■ Aim
Copy out each of the following rows word for word, without any changes.
----- Records for the task -----
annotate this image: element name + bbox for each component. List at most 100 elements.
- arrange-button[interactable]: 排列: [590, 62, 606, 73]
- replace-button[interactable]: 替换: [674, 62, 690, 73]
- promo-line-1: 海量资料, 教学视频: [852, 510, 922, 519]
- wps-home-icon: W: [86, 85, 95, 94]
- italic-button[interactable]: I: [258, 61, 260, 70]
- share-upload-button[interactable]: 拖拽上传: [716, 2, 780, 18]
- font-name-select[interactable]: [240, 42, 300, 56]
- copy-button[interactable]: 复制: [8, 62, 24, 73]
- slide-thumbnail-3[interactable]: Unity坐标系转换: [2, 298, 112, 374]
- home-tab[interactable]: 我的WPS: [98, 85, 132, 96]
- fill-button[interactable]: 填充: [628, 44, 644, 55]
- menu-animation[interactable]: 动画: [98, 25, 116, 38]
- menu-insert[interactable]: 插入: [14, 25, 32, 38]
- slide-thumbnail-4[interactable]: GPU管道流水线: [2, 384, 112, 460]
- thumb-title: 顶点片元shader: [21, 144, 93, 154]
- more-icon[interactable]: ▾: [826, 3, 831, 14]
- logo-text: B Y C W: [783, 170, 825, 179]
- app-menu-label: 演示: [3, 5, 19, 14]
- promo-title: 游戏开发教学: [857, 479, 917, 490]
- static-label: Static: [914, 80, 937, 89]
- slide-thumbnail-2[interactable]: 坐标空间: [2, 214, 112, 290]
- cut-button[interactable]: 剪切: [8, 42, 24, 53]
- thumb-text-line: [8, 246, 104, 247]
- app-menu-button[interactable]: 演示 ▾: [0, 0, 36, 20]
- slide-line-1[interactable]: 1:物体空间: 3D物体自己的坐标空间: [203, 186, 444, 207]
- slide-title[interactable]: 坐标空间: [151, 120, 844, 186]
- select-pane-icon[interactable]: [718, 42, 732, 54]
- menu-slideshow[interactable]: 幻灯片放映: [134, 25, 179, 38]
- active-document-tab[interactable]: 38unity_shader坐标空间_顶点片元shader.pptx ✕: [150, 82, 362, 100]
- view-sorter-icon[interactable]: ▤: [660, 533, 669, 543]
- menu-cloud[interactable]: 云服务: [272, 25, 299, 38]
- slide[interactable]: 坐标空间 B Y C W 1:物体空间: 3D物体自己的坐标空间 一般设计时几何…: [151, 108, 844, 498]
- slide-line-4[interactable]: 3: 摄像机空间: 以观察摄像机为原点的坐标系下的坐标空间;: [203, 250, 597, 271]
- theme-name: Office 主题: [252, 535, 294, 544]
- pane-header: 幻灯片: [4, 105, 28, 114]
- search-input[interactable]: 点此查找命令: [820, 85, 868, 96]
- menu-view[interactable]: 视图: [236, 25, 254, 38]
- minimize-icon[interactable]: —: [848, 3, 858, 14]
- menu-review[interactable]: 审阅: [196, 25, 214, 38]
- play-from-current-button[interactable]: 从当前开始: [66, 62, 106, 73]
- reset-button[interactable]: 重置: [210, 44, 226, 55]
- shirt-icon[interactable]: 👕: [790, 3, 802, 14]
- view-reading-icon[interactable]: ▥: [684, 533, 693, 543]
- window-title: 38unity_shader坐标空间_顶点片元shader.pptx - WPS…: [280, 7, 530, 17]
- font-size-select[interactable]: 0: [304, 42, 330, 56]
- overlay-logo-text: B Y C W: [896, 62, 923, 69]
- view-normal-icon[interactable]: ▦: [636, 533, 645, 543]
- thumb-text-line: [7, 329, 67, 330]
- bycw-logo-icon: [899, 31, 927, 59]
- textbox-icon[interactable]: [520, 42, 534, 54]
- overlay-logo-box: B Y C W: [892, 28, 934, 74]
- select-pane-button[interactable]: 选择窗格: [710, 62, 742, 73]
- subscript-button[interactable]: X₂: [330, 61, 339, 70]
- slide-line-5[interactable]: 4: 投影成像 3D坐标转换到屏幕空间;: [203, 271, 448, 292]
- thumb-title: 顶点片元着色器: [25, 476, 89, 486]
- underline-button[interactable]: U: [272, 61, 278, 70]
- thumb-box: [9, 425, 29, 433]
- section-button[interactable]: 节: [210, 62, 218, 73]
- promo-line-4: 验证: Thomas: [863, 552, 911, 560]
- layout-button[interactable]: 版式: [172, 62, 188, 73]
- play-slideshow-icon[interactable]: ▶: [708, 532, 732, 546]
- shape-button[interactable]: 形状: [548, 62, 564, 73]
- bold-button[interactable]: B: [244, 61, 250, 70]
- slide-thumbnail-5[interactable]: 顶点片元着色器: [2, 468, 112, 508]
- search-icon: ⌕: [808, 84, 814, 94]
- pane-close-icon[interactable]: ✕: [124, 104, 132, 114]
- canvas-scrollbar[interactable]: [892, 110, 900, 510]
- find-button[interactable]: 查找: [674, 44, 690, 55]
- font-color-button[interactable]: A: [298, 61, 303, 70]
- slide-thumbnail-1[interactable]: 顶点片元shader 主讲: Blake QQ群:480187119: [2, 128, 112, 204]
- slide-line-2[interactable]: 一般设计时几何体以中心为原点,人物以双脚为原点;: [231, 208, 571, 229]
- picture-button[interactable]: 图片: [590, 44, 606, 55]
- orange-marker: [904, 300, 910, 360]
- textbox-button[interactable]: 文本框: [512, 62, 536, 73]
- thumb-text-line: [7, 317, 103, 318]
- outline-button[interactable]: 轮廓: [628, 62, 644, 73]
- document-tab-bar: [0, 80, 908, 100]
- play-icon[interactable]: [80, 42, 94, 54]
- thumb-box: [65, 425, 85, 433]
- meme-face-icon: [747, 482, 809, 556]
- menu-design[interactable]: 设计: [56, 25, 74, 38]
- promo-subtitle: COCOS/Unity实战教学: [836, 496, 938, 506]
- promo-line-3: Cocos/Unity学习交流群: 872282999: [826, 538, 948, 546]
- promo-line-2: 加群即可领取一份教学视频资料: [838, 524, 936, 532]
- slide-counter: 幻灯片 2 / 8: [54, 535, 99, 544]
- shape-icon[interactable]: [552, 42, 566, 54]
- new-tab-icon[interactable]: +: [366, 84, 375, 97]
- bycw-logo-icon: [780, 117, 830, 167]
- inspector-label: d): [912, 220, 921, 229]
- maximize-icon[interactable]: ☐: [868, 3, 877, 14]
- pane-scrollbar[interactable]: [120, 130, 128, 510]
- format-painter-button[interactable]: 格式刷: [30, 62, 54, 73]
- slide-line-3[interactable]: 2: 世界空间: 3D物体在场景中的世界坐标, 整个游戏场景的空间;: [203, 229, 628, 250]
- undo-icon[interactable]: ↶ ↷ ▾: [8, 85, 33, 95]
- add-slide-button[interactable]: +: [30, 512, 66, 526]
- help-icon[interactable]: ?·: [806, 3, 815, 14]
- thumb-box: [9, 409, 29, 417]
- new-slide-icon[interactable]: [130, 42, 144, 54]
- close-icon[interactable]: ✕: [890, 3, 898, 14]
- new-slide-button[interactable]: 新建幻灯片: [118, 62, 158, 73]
-----
■ Task response
annotate this image: element name + bbox for each component. List at most 100 elements.
- arrange-button[interactable]: 排列: [590, 62, 606, 73]
- replace-button[interactable]: 替换: [674, 62, 690, 73]
- promo-line-1: 海量资料, 教学视频: [852, 510, 922, 519]
- wps-home-icon: W: [86, 85, 95, 94]
- italic-button[interactable]: I: [258, 61, 260, 70]
- share-upload-button[interactable]: 拖拽上传: [716, 2, 780, 18]
- font-name-select[interactable]: [240, 42, 300, 56]
- copy-button[interactable]: 复制: [8, 62, 24, 73]
- slide-thumbnail-3[interactable]: Unity坐标系转换: [2, 298, 112, 374]
- home-tab[interactable]: 我的WPS: [98, 85, 132, 96]
- fill-button[interactable]: 填充: [628, 44, 644, 55]
- menu-animation[interactable]: 动画: [98, 25, 116, 38]
- menu-insert[interactable]: 插入: [14, 25, 32, 38]
- slide-thumbnail-4[interactable]: GPU管道流水线: [2, 384, 112, 460]
- thumb-title: 顶点片元shader: [21, 144, 93, 154]
- more-icon[interactable]: ▾: [826, 3, 831, 14]
- logo-text: B Y C W: [783, 170, 825, 179]
- app-menu-label: 演示: [3, 5, 19, 14]
- promo-title: 游戏开发教学: [857, 479, 917, 490]
- static-label: Static: [914, 80, 937, 89]
- slide-thumbnail-2[interactable]: 坐标空间: [2, 214, 112, 290]
- cut-button[interactable]: 剪切: [8, 42, 24, 53]
- thumb-text-line: [8, 246, 104, 247]
- app-menu-button[interactable]: 演示 ▾: [0, 0, 36, 20]
- slide-line-1[interactable]: 1:物体空间: 3D物体自己的坐标空间: [203, 186, 444, 207]
- slide-title[interactable]: 坐标空间: [151, 120, 844, 186]
- select-pane-icon[interactable]: [718, 42, 732, 54]
- menu-slideshow[interactable]: 幻灯片放映: [134, 25, 179, 38]
- active-document-tab[interactable]: 38unity_shader坐标空间_顶点片元shader.pptx ✕: [150, 82, 362, 100]
- view-sorter-icon[interactable]: ▤: [660, 533, 669, 543]
- menu-cloud[interactable]: 云服务: [272, 25, 299, 38]
- slide[interactable]: 坐标空间 B Y C W 1:物体空间: 3D物体自己的坐标空间 一般设计时几何…: [151, 108, 844, 498]
- slide-line-4[interactable]: 3: 摄像机空间: 以观察摄像机为原点的坐标系下的坐标空间;: [203, 250, 597, 271]
- theme-name: Office 主题: [252, 535, 294, 544]
- pane-header: 幻灯片: [4, 105, 28, 114]
- search-input[interactable]: 点此查找命令: [820, 85, 868, 96]
- menu-view[interactable]: 视图: [236, 25, 254, 38]
- minimize-icon[interactable]: —: [848, 3, 858, 14]
- menu-review[interactable]: 审阅: [196, 25, 214, 38]
- play-from-current-button[interactable]: 从当前开始: [66, 62, 106, 73]
- reset-button[interactable]: 重置: [210, 44, 226, 55]
- shirt-icon[interactable]: 👕: [790, 3, 802, 14]
- view-reading-icon[interactable]: ▥: [684, 533, 693, 543]
- window-title: 38unity_shader坐标空间_顶点片元shader.pptx - WPS…: [280, 7, 530, 17]
- font-size-select[interactable]: 0: [304, 42, 330, 56]
- overlay-logo-text: B Y C W: [896, 62, 923, 69]
- view-normal-icon[interactable]: ▦: [636, 533, 645, 543]
- thumb-text-line: [7, 329, 67, 330]
- bycw-logo-icon: [899, 31, 927, 59]
- textbox-icon[interactable]: [520, 42, 534, 54]
- overlay-logo-box: B Y C W: [892, 28, 934, 74]
- select-pane-button[interactable]: 选择窗格: [710, 62, 742, 73]
- subscript-button[interactable]: X₂: [330, 61, 339, 70]
- slide-line-5[interactable]: 4: 投影成像 3D坐标转换到屏幕空间;: [203, 271, 448, 292]
- thumb-title: 顶点片元着色器: [25, 476, 89, 486]
- underline-button[interactable]: U: [272, 61, 278, 70]
- thumb-box: [9, 425, 29, 433]
- section-button[interactable]: 节: [210, 62, 218, 73]
- promo-line-4: 验证: Thomas: [863, 552, 911, 560]
- layout-button[interactable]: 版式: [172, 62, 188, 73]
- play-slideshow-icon[interactable]: ▶: [708, 532, 732, 546]
- shape-button[interactable]: 形状: [548, 62, 564, 73]
- bold-button[interactable]: B: [244, 61, 250, 70]
- slide-thumbnail-5[interactable]: 顶点片元着色器: [2, 468, 112, 508]
- search-icon: ⌕: [808, 84, 814, 94]
- pane-close-icon[interactable]: ✕: [124, 104, 132, 114]
- canvas-scrollbar[interactable]: [892, 110, 900, 510]
- find-button[interactable]: 查找: [674, 44, 690, 55]
- font-color-button[interactable]: A: [298, 61, 303, 70]
- slide-thumbnail-1[interactable]: 顶点片元shader 主讲: Blake QQ群:480187119: [2, 128, 112, 204]
- slide-line-2[interactable]: 一般设计时几何体以中心为原点,人物以双脚为原点;: [231, 208, 571, 229]
- picture-button[interactable]: 图片: [590, 44, 606, 55]
- orange-marker: [904, 300, 910, 360]
- textbox-button[interactable]: 文本框: [512, 62, 536, 73]
- thumb-text-line: [7, 317, 103, 318]
- outline-button[interactable]: 轮廓: [628, 62, 644, 73]
- document-tab-bar: [0, 80, 908, 100]
- play-icon[interactable]: [80, 42, 94, 54]
- thumb-box: [65, 425, 85, 433]
- meme-face-icon: [747, 482, 809, 556]
- menu-design[interactable]: 设计: [56, 25, 74, 38]
- promo-subtitle: COCOS/Unity实战教学: [836, 496, 938, 506]
- promo-line-3: Cocos/Unity学习交流群: 872282999: [826, 538, 948, 546]
- promo-line-2: 加群即可领取一份教学视频资料: [838, 524, 936, 532]
- slide-counter: 幻灯片 2 / 8: [54, 535, 99, 544]
- shape-icon[interactable]: [552, 42, 566, 54]
- new-tab-icon[interactable]: +: [366, 84, 375, 97]
- bycw-logo-icon: [780, 117, 830, 167]
- inspector-label: d): [912, 220, 921, 229]
- maximize-icon[interactable]: ☐: [868, 3, 877, 14]
- pane-scrollbar[interactable]: [120, 130, 128, 510]
- format-painter-button[interactable]: 格式刷: [30, 62, 54, 73]
- slide-line-3[interactable]: 2: 世界空间: 3D物体在场景中的世界坐标, 整个游戏场景的空间;: [203, 229, 628, 250]
- undo-icon[interactable]: ↶ ↷ ▾: [8, 85, 33, 95]
- add-slide-button[interactable]: +: [30, 512, 66, 526]
- help-icon[interactable]: ?·: [806, 3, 815, 14]
- thumb-box: [9, 409, 29, 417]
- new-slide-icon[interactable]: [130, 42, 144, 54]
- close-icon[interactable]: ✕: [890, 3, 898, 14]
- new-slide-button[interactable]: 新建幻灯片: [118, 62, 158, 73]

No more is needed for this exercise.